[Stored data]
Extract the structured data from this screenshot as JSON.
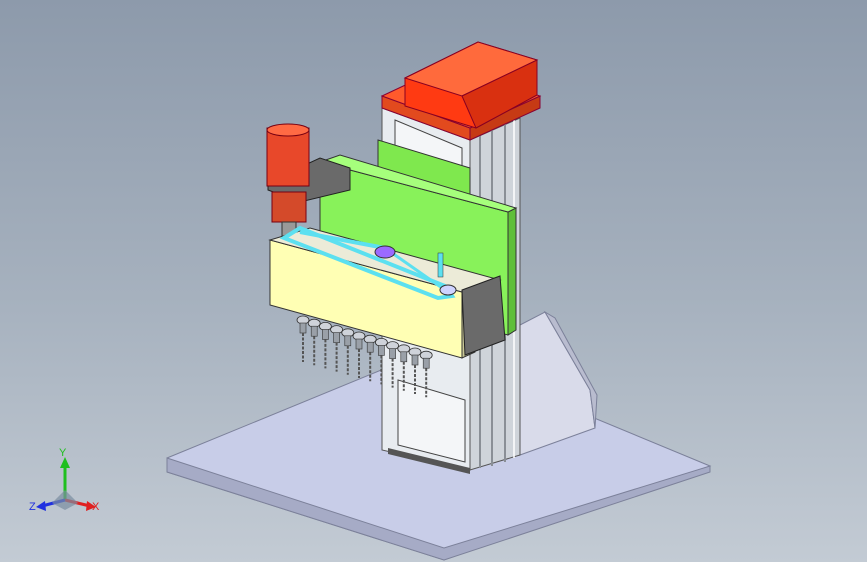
{
  "viewport": {
    "background_top": "#8d9aab",
    "background_bottom": "#c3cbd4"
  },
  "model": {
    "colors": {
      "motor_top": "#ff3a12",
      "motor_small": "#e8482a",
      "green_plate": "#88f25a",
      "cream_housing": "#ffffb4",
      "belt": "#5ce0f0",
      "base_plate": "#c8cde8",
      "column": "#e6eaee",
      "dark_block": "#6a6a6a"
    },
    "spindle_count": 12
  },
  "triad": {
    "y_label": "Y",
    "x_label": "X",
    "z_label": "Z",
    "y_color": "#1fbf1f",
    "x_color": "#e02020",
    "z_color": "#2030e0"
  }
}
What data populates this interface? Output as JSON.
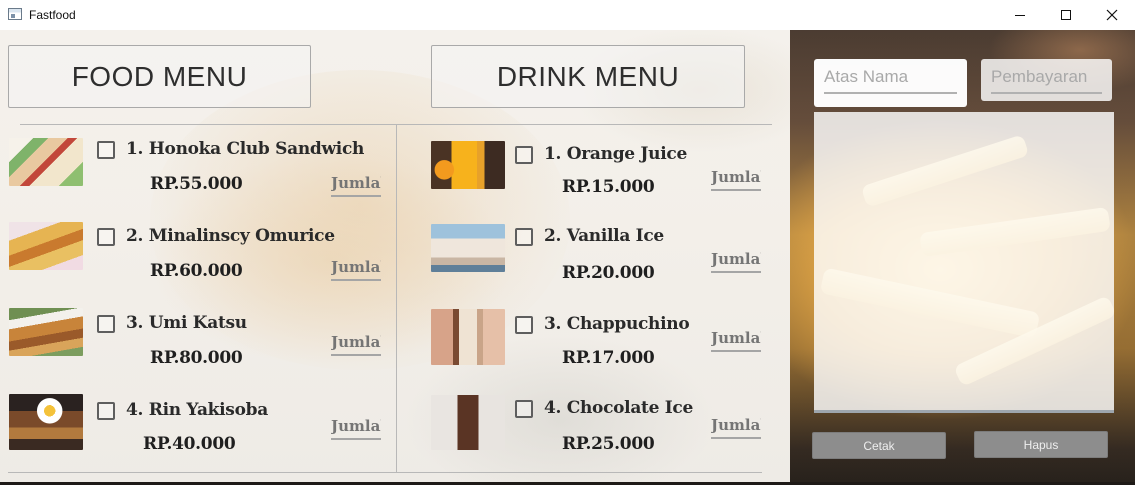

▶ [Exercise] Your copy should match the records word for word, with the pictures removed.

▶ [Final result]
Extract the structured data from this screenshot as JSON.
{
  "viewport": {
    "background_top": "#8d9aab",
    "background_bottom": "#c3cbd4"
  },
  "model": {
    "colors": {
      "motor_top": "#ff3a12",
      "motor_small": "#e8482a",
      "green_plate": "#88f25a",
      "cream_housing": "#ffffb4",
      "belt": "#5ce0f0",
      "base_plate": "#c8cde8",
      "column": "#e6eaee",
      "dark_block": "#6a6a6a"
    },
    "spindle_count": 12
  },
  "triad": {
    "y_label": "Y",
    "x_label": "X",
    "z_label": "Z",
    "y_color": "#1fbf1f",
    "x_color": "#e02020",
    "z_color": "#2030e0"
  }
}
What data populates this interface? Output as JSON.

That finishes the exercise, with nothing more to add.